[Task to carry out]
What follows is a listing; restate every line of it word for word.

##############################

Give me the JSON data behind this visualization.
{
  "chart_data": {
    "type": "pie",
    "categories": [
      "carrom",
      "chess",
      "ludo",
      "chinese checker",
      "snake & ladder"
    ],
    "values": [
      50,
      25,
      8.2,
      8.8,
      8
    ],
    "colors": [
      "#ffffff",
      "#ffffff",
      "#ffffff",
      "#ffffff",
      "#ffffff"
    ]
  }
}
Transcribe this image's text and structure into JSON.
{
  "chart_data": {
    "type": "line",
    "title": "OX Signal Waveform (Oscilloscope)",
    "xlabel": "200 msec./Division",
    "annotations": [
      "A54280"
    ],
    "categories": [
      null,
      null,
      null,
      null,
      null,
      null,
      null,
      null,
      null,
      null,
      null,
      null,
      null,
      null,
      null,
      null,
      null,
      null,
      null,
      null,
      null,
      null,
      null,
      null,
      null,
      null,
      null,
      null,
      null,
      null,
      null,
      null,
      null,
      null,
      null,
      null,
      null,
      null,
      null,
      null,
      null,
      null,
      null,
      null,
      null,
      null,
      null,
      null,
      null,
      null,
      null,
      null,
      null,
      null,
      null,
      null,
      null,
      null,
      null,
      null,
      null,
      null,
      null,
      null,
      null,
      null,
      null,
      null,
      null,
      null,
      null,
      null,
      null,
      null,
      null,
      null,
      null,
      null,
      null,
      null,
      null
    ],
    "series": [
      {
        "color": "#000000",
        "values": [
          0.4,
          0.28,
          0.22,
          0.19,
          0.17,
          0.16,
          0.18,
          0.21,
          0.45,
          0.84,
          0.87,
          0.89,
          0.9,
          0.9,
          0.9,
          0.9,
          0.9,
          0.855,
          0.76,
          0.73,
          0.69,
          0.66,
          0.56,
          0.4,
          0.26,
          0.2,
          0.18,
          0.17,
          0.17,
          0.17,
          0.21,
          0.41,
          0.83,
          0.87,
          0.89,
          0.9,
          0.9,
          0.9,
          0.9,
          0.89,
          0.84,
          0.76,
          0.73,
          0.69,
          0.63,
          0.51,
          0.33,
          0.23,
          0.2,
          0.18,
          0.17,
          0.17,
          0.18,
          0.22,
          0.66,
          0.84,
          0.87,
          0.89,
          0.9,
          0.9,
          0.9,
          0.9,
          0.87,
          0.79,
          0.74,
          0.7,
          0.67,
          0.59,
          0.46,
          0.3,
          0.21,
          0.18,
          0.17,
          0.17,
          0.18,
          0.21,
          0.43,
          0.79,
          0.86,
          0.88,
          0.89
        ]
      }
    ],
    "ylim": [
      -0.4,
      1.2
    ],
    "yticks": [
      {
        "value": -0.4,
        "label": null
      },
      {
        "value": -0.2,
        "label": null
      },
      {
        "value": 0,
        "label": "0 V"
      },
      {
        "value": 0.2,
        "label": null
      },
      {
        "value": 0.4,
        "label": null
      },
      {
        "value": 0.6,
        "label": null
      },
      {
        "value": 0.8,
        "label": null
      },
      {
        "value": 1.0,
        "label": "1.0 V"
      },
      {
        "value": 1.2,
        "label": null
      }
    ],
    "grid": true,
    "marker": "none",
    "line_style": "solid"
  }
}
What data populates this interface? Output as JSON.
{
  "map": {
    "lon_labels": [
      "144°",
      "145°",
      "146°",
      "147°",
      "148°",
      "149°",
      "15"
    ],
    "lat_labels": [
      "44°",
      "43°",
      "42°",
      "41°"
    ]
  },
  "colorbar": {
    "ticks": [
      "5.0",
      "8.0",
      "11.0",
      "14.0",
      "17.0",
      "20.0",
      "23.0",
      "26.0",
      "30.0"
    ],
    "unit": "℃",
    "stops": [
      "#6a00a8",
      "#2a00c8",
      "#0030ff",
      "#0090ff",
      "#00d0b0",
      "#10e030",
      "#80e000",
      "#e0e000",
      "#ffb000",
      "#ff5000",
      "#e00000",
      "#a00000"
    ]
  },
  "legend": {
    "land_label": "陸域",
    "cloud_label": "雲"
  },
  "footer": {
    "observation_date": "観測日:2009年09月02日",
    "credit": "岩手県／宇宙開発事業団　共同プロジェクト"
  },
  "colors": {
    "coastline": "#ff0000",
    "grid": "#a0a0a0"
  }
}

##############################

[Exercise output]
Give me the JSON data behind this visualization.
{
  "chart_data": {
    "type": "pie",
    "categories": [
      "carrom",
      "chess",
      "ludo",
      "chinese checker",
      "snake & ladder"
    ],
    "values": [
      50,
      25,
      8.2,
      8.8,
      8
    ],
    "colors": [
      "#ffffff",
      "#ffffff",
      "#ffffff",
      "#ffffff",
      "#ffffff"
    ]
  }
}
Transcribe this image's text and structure into JSON.
{
  "chart_data": {
    "type": "line",
    "title": "OX Signal Waveform (Oscilloscope)",
    "xlabel": "200 msec./Division",
    "annotations": [
      "A54280"
    ],
    "categories": [
      null,
      null,
      null,
      null,
      null,
      null,
      null,
      null,
      null,
      null,
      null,
      null,
      null,
      null,
      null,
      null,
      null,
      null,
      null,
      null,
      null,
      null,
      null,
      null,
      null,
      null,
      null,
      null,
      null,
      null,
      null,
      null,
      null,
      null,
      null,
      null,
      null,
      null,
      null,
      null,
      null,
      null,
      null,
      null,
      null,
      null,
      null,
      null,
      null,
      null,
      null,
      null,
      null,
      null,
      null,
      null,
      null,
      null,
      null,
      null,
      null,
      null,
      null,
      null,
      null,
      null,
      null,
      null,
      null,
      null,
      null,
      null,
      null,
      null,
      null,
      null,
      null,
      null,
      null,
      null,
      null
    ],
    "series": [
      {
        "color": "#000000",
        "values": [
          0.4,
          0.28,
          0.22,
          0.19,
          0.17,
          0.16,
          0.18,
          0.21,
          0.45,
          0.84,
          0.87,
          0.89,
          0.9,
          0.9,
          0.9,
          0.9,
          0.9,
          0.855,
          0.76,
          0.73,
          0.69,
          0.66,
          0.56,
          0.4,
          0.26,
          0.2,
          0.18,
          0.17,
          0.17,
          0.17,
          0.21,
          0.41,
          0.83,
          0.87,
          0.89,
          0.9,
          0.9,
          0.9,
          0.9,
          0.89,
          0.84,
          0.76,
          0.73,
          0.69,
          0.63,
          0.51,
          0.33,
          0.23,
          0.2,
          0.18,
          0.17,
          0.17,
          0.18,
          0.22,
          0.66,
          0.84,
          0.87,
          0.89,
          0.9,
          0.9,
          0.9,
          0.9,
          0.87,
          0.79,
          0.74,
          0.7,
          0.67,
          0.59,
          0.46,
          0.3,
          0.21,
          0.18,
          0.17,
          0.17,
          0.18,
          0.21,
          0.43,
          0.79,
          0.86,
          0.88,
          0.89
        ]
      }
    ],
    "ylim": [
      -0.4,
      1.2
    ],
    "yticks": [
      {
        "value": -0.4,
        "label": null
      },
      {
        "value": -0.2,
        "label": null
      },
      {
        "value": 0,
        "label": "0 V"
      },
      {
        "value": 0.2,
        "label": null
      },
      {
        "value": 0.4,
        "label": null
      },
      {
        "value": 0.6,
        "label": null
      },
      {
        "value": 0.8,
        "label": null
      },
      {
        "value": 1.0,
        "label": "1.0 V"
      },
      {
        "value": 1.2,
        "label": null
      }
    ],
    "grid": true,
    "marker": "none",
    "line_style": "solid"
  }
}
What data populates this interface? Output as JSON.
{
  "map": {
    "lon_labels": [
      "144°",
      "145°",
      "146°",
      "147°",
      "148°",
      "149°",
      "15"
    ],
    "lat_labels": [
      "44°",
      "43°",
      "42°",
      "41°"
    ]
  },
  "colorbar": {
    "ticks": [
      "5.0",
      "8.0",
      "11.0",
      "14.0",
      "17.0",
      "20.0",
      "23.0",
      "26.0",
      "30.0"
    ],
    "unit": "℃",
    "stops": [
      "#6a00a8",
      "#2a00c8",
      "#0030ff",
      "#0090ff",
      "#00d0b0",
      "#10e030",
      "#80e000",
      "#e0e000",
      "#ffb000",
      "#ff5000",
      "#e00000",
      "#a00000"
    ]
  },
  "legend": {
    "land_label": "陸域",
    "cloud_label": "雲"
  },
  "footer": {
    "observation_date": "観測日:2009年09月02日",
    "credit": "岩手県／宇宙開発事業団　共同プロジェクト"
  },
  "colors": {
    "coastline": "#ff0000",
    "grid": "#a0a0a0"
  }
}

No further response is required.